— Start of Records for this exercise —

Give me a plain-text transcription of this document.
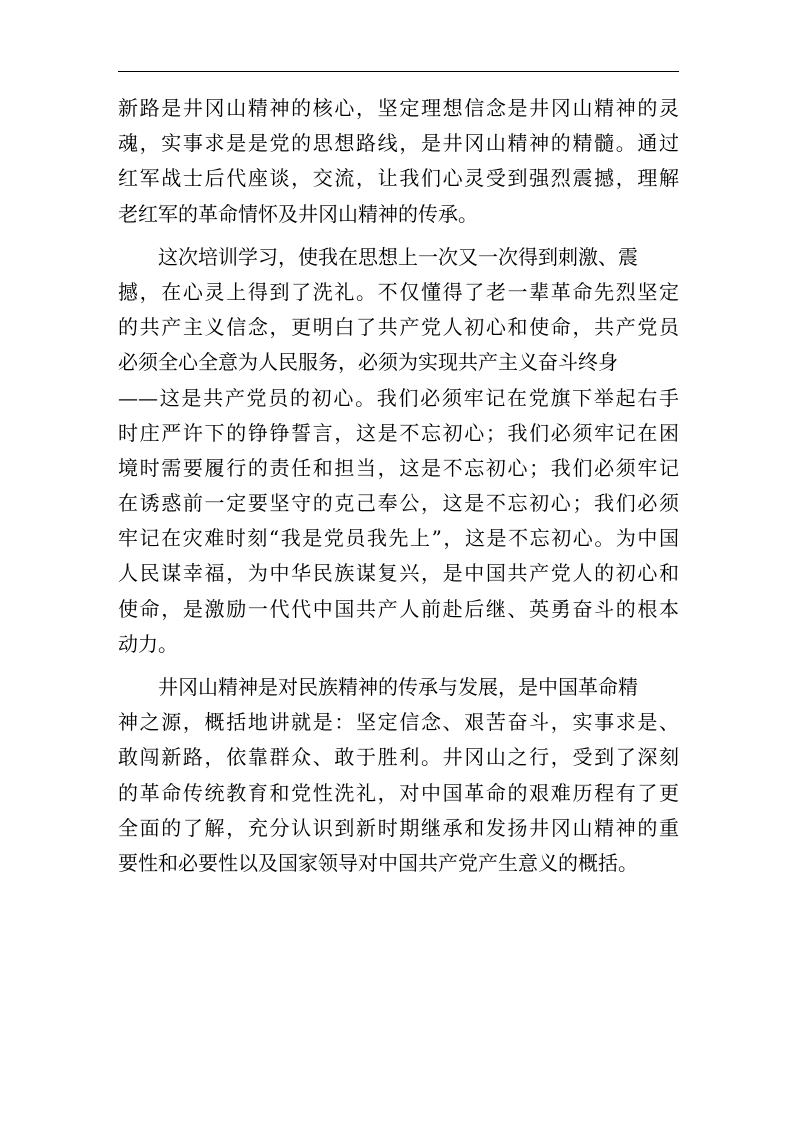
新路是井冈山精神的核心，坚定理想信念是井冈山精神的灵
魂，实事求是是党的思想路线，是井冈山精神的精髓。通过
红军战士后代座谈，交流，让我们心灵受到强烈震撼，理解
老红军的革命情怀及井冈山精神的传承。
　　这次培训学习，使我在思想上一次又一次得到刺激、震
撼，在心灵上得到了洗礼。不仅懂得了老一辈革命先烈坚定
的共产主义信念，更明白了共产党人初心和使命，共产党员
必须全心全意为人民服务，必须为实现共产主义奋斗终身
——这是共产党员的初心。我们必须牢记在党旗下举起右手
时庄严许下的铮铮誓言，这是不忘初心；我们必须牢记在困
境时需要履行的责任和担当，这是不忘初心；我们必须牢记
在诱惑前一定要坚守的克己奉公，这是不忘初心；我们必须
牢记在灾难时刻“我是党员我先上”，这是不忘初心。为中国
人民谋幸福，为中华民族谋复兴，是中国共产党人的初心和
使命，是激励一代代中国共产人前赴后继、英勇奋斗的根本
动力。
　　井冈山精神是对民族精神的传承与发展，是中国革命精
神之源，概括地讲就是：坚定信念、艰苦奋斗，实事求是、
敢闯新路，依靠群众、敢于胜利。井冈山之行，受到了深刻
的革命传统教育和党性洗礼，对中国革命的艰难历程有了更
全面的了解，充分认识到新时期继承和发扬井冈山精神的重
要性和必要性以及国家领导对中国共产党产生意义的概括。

— End of Records for this exercise —
— Start of Records for this exercise —

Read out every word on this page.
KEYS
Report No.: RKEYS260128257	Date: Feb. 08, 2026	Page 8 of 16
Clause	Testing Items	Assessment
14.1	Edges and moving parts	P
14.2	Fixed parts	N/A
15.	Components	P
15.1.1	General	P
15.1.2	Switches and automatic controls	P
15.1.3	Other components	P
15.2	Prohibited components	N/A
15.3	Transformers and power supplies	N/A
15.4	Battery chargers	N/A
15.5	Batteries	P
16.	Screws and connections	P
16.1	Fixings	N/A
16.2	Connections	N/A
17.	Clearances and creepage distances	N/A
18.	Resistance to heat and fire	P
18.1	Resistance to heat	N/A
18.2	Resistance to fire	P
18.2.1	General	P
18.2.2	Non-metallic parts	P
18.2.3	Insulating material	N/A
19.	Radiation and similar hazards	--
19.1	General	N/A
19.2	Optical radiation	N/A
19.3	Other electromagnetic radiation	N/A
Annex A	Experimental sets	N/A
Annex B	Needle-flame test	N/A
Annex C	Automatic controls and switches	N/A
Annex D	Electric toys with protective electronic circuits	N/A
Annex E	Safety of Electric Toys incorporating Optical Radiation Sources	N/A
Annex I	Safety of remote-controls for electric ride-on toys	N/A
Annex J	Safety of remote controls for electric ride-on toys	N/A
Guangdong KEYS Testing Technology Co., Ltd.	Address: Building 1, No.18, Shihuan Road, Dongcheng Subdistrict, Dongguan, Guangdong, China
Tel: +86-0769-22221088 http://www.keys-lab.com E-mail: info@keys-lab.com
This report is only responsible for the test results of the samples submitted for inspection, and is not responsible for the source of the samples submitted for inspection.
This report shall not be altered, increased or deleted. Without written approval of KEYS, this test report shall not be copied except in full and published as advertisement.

— End of Records for this exercise —

» **What you have to do**
Report each line in the data that holds the word "remote".

» **Answer**
Annex I	Safety of remote-controls for electric ride-on toys	N/A
Annex J	Safety of remote controls for electric ride-on toys	N/A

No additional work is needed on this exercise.